>> Start

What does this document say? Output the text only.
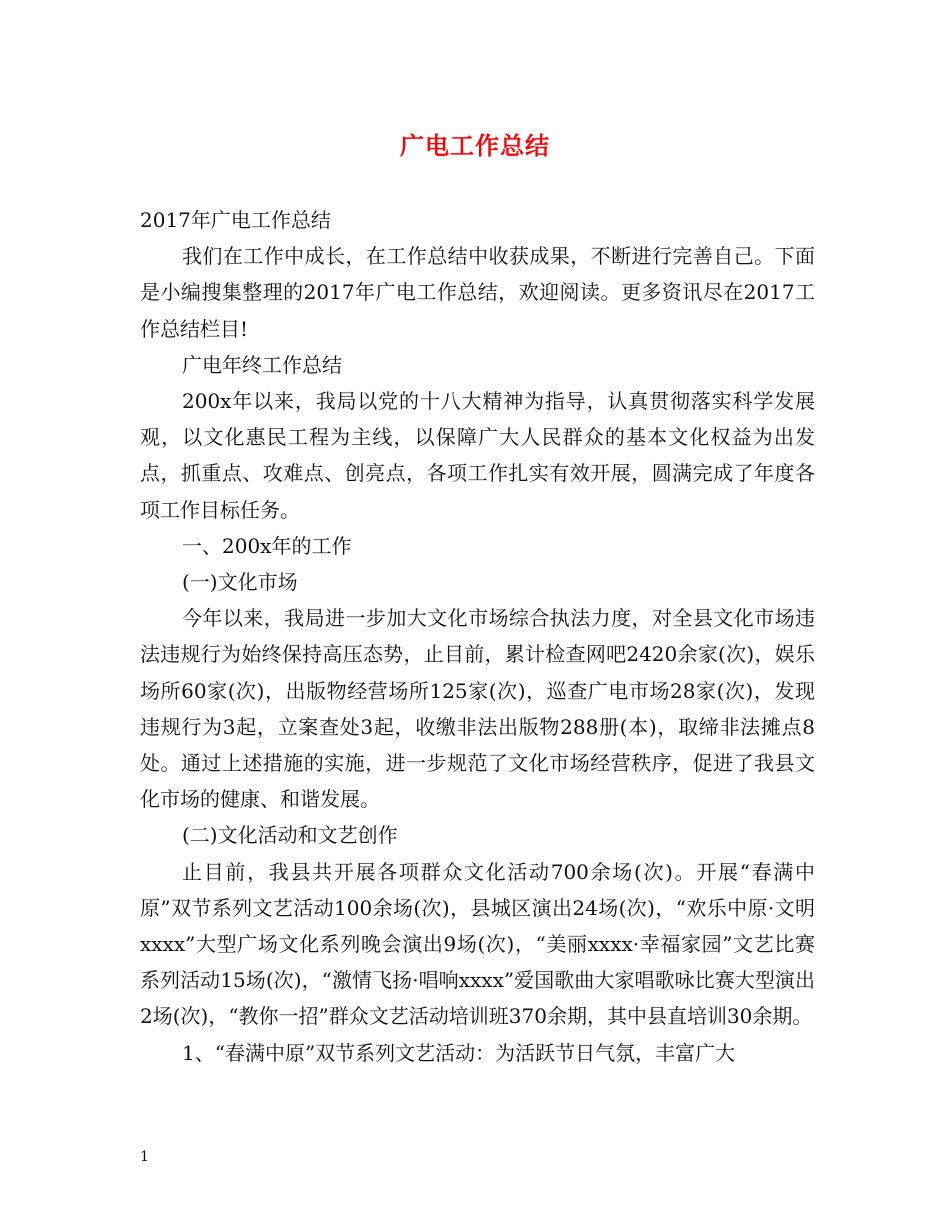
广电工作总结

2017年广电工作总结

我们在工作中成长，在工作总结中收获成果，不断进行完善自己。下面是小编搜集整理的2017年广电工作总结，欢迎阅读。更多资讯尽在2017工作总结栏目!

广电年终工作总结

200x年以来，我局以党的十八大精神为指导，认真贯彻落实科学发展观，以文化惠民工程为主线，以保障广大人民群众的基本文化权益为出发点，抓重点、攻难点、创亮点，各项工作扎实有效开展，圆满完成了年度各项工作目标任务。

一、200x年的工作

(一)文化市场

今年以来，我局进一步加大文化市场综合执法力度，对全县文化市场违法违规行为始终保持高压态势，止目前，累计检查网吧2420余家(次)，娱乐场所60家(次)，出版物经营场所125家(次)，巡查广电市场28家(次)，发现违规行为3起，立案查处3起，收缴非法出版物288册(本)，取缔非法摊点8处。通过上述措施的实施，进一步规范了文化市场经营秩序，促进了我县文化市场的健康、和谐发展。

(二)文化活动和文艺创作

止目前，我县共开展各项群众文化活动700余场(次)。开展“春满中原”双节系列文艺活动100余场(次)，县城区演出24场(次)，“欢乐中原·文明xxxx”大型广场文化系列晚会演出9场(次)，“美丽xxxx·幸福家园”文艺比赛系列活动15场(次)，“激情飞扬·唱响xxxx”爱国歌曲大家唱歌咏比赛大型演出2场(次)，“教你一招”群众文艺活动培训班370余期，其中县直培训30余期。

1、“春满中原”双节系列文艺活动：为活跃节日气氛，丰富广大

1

>> End
>> Start

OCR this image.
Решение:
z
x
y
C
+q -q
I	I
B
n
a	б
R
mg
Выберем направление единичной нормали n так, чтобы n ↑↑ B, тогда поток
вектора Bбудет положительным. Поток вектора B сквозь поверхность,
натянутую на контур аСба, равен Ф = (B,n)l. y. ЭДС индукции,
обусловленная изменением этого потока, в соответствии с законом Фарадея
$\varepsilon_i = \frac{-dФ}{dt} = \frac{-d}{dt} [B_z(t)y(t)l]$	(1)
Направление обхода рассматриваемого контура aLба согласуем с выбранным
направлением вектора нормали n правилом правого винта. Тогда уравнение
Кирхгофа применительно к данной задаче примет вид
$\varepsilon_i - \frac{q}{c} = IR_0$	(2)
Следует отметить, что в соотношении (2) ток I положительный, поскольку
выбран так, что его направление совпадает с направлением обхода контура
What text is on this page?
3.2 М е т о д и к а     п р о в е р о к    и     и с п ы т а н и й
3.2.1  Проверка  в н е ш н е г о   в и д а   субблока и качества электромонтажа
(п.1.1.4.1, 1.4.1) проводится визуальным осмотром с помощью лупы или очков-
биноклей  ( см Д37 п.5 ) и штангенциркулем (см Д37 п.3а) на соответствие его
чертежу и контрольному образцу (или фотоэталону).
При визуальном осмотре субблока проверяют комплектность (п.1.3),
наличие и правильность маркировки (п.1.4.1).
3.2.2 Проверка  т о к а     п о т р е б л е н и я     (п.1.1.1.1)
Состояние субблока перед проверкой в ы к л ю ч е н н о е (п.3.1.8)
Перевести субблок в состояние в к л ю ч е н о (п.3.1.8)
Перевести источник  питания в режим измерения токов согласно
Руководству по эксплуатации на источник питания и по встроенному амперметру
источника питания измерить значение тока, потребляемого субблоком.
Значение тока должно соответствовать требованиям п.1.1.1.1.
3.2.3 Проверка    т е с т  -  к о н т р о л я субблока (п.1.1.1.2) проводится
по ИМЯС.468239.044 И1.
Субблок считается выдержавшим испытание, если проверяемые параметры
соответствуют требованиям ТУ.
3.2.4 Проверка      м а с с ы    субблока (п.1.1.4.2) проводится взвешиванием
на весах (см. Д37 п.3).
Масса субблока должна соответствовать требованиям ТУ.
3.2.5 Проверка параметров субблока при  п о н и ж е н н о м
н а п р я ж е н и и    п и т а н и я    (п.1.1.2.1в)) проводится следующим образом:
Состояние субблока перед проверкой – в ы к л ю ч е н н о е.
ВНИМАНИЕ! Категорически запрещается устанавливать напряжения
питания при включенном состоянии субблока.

>> End

Stated problem: From the data above, show each line that contains "春满中原".

Solution to this exercise:
止目前，我县共开展各项群众文化活动700余场(次)。开展“春满中原”双节系列文艺活动100余场(次)，县城区演出24场(次)，“欢乐中原·文明xxxx”大型广场文化系列晚会演出9场(次)，“美丽xxxx·幸福家园”文艺比赛系列活动15场(次)，“激情飞扬·唱响xxxx”爱国歌曲大家唱歌咏比赛大型演出2场(次)，“教你一招”群众文艺活动培训班370余期，其中县直培训30余期。
1、“春满中原”双节系列文艺活动：为活跃节日气氛，丰富广大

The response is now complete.